— START OF Listed records —

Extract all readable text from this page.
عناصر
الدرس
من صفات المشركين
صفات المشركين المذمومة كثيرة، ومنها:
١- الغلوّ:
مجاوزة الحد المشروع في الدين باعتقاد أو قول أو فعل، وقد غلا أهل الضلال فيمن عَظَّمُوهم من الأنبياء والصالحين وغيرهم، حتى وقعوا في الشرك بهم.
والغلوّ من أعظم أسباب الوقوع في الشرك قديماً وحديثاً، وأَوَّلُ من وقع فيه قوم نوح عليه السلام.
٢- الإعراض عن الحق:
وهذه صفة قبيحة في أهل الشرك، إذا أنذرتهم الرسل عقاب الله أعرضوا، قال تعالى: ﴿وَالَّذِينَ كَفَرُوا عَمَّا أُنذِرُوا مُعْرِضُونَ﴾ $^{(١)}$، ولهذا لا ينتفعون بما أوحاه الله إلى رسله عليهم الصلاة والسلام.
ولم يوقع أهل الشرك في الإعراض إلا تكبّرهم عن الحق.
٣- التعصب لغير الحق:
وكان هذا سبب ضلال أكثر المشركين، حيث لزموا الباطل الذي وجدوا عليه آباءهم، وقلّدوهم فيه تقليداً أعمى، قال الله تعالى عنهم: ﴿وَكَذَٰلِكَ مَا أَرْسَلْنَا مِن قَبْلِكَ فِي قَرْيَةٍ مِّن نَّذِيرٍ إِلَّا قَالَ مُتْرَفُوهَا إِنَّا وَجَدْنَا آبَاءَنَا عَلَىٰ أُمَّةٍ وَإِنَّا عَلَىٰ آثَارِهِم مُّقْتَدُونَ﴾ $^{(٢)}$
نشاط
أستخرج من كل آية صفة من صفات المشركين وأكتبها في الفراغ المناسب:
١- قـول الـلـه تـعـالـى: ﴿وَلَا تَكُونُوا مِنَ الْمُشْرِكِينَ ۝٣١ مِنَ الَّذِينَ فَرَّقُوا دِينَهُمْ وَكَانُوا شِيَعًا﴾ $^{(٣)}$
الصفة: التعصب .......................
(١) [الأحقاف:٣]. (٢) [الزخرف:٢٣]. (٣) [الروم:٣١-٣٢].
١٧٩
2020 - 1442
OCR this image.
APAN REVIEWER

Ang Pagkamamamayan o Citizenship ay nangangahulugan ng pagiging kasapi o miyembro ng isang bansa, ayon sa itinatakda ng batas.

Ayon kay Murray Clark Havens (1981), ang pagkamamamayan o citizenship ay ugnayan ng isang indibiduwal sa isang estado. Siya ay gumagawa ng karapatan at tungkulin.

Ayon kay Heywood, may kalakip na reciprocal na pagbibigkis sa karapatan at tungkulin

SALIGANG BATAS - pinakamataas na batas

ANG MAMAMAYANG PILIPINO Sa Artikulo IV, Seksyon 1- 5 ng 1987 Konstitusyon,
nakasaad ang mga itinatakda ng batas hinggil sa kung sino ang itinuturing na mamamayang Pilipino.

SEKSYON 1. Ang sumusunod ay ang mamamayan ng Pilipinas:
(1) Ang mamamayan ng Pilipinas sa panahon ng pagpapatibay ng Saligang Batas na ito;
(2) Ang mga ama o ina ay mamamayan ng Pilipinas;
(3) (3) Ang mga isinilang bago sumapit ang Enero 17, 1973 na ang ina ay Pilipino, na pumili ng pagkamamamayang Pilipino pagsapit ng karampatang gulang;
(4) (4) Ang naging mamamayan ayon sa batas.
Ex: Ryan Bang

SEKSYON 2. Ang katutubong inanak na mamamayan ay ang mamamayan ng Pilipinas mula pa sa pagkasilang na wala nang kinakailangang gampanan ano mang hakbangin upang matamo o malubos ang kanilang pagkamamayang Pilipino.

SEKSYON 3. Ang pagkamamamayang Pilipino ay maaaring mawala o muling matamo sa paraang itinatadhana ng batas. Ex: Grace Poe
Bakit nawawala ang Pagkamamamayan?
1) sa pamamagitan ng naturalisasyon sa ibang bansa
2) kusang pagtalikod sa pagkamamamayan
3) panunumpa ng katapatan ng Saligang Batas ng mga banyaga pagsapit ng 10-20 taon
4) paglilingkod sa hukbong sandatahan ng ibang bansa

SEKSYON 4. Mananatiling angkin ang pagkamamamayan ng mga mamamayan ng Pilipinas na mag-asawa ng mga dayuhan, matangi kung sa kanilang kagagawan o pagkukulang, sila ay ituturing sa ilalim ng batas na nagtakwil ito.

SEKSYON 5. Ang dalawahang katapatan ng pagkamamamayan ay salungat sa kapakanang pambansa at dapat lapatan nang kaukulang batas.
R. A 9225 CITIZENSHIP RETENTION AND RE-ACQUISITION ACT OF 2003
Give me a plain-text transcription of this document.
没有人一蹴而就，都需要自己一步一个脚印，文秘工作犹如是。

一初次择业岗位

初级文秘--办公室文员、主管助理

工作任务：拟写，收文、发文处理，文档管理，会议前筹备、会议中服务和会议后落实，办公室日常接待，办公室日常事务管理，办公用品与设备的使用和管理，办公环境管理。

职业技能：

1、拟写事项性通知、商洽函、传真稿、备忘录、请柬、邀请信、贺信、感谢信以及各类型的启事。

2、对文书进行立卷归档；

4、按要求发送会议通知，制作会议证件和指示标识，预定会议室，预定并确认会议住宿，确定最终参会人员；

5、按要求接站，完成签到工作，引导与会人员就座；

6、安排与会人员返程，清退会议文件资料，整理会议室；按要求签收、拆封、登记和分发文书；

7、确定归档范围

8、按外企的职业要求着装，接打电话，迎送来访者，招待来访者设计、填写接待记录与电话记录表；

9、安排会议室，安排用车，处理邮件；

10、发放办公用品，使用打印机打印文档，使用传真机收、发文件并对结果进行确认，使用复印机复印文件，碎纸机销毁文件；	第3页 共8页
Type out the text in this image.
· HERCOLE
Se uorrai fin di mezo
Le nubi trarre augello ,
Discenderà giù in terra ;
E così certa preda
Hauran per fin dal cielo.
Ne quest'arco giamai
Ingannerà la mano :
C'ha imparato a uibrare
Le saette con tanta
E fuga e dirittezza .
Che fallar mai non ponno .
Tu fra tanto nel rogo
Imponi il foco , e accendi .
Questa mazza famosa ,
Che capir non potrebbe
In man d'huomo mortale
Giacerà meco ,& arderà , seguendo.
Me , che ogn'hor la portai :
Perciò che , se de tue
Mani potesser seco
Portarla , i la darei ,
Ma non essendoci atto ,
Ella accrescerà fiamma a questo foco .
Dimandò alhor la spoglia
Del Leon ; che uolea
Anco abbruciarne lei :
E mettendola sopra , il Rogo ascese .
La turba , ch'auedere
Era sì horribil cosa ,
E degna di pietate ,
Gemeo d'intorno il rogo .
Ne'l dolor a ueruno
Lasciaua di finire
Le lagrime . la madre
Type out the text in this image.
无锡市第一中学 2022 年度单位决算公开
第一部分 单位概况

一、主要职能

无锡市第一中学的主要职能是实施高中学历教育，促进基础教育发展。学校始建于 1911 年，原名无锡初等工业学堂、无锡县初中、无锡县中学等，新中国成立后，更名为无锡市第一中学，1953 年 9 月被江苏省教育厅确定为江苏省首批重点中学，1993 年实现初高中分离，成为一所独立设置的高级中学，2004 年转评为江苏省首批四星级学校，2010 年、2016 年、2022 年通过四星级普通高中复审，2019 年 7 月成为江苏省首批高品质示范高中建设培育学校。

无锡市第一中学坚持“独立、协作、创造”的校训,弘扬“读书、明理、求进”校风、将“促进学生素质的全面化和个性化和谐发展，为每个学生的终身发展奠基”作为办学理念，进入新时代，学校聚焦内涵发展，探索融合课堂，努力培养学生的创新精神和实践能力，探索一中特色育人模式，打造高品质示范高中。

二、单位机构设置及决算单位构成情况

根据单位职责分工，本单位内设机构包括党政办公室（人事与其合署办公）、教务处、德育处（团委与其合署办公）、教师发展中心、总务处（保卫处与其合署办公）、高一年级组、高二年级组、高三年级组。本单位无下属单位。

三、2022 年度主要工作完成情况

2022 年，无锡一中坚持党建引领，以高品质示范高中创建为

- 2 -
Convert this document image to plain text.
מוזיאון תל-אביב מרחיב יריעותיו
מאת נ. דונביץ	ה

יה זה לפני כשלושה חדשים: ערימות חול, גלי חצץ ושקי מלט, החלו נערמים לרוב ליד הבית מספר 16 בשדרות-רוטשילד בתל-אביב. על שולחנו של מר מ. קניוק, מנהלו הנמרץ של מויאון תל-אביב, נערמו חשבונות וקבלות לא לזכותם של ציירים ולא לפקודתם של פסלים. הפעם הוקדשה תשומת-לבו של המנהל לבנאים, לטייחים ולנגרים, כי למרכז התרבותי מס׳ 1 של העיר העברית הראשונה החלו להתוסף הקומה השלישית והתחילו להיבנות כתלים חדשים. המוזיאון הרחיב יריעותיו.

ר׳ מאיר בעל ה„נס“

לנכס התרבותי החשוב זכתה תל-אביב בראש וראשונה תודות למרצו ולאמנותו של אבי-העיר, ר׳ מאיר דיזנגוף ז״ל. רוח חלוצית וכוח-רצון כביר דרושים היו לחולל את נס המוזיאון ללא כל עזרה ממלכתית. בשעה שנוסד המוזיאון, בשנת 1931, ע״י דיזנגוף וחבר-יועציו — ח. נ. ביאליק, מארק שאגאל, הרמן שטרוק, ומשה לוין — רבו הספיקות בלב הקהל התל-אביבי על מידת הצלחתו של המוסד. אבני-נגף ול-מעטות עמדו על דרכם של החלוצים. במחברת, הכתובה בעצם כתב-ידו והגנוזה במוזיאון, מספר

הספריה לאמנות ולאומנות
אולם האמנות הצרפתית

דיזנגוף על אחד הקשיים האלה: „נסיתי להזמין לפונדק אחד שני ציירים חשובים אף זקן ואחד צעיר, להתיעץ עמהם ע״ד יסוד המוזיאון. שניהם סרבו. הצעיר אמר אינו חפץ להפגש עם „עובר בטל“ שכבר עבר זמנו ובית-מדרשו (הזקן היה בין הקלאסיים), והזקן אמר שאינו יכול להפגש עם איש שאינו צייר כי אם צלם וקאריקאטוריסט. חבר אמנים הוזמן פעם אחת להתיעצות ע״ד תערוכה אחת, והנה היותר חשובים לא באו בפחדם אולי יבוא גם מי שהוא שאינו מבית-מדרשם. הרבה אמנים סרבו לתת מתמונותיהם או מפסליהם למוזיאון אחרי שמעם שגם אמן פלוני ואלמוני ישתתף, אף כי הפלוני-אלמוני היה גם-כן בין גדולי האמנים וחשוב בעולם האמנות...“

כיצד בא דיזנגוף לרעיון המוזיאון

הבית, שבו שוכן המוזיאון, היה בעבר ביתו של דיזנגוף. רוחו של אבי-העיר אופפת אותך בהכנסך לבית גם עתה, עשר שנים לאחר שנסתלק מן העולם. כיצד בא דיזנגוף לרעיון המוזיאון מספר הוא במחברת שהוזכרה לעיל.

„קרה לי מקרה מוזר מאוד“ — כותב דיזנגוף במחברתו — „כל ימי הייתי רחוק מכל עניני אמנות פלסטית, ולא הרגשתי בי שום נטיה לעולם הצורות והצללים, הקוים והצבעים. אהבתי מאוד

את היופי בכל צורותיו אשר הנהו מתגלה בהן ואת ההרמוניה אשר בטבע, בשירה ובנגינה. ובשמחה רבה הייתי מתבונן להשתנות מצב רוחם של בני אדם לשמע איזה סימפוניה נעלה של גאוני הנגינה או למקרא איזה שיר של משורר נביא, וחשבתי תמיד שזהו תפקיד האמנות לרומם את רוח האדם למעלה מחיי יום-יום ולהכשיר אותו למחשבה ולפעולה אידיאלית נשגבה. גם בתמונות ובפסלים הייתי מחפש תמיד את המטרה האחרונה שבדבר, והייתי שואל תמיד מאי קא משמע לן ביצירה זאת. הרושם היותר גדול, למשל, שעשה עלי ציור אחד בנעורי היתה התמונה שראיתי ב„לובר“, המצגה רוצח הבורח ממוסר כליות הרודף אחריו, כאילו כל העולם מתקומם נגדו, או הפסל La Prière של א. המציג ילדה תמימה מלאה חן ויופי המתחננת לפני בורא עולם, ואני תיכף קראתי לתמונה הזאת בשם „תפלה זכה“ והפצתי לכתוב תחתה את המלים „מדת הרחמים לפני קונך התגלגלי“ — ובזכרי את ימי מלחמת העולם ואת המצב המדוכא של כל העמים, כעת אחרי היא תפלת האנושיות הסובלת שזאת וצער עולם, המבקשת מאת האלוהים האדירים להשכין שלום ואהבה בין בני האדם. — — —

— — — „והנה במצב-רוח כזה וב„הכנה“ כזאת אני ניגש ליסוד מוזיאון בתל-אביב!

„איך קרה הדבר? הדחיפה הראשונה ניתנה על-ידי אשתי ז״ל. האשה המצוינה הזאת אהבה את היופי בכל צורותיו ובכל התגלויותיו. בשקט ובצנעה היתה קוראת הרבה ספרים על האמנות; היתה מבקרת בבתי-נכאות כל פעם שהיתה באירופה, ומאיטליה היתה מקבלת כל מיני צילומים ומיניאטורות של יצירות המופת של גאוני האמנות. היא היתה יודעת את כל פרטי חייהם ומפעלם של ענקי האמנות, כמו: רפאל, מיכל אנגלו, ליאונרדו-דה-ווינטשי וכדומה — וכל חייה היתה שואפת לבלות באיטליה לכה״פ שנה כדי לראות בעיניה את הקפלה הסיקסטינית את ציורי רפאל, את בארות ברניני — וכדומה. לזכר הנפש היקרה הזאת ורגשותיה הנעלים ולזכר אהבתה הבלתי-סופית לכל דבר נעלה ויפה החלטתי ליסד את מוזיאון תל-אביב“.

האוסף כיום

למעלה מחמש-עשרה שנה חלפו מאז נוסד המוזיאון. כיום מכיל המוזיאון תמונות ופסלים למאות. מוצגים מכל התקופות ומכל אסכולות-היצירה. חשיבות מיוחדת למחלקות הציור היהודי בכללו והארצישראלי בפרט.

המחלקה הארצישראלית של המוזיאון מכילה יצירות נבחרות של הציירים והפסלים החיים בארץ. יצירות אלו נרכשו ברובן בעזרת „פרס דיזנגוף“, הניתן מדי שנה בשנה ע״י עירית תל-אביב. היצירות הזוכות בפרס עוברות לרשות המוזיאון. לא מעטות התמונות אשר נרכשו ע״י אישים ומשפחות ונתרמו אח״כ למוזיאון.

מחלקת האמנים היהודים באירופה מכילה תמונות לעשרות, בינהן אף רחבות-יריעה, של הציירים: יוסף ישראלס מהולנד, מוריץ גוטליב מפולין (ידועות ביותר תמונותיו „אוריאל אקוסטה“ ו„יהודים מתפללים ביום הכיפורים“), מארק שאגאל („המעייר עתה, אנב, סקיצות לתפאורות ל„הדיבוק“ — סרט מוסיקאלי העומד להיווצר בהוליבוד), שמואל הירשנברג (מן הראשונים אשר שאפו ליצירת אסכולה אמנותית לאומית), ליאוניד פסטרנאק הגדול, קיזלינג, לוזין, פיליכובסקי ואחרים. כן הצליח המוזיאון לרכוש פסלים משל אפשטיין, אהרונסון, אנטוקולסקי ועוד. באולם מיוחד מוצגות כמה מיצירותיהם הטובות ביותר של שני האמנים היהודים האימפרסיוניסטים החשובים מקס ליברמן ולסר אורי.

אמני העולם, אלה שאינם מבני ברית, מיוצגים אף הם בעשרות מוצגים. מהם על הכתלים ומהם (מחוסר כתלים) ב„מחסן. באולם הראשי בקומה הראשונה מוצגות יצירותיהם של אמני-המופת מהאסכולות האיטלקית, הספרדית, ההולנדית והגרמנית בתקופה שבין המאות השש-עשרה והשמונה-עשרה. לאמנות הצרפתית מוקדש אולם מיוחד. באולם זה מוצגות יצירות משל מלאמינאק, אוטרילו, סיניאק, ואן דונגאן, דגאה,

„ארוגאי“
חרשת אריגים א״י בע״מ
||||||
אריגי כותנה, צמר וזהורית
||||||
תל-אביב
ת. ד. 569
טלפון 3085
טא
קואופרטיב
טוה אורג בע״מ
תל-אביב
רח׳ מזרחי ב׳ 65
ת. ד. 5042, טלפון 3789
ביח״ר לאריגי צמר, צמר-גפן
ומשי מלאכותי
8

— END OF Listed records —

Find each line in the records holding the string "כיצד" and show it.

כיצד בא דיזנגוף לרעיון המוזיאון
הבית, שבו שוכן המוזיאון, היה בעבר ביתו של דיזנגוף. רוחו של אבי-העיר אופפת אותך בהכנסך לבית גם עתה, עשר שנים לאחר שנסתלק מן העולם. כיצד בא דיזנגוף לרעיון המוזיאון מספר הוא במחברת שהוזכרה לעיל.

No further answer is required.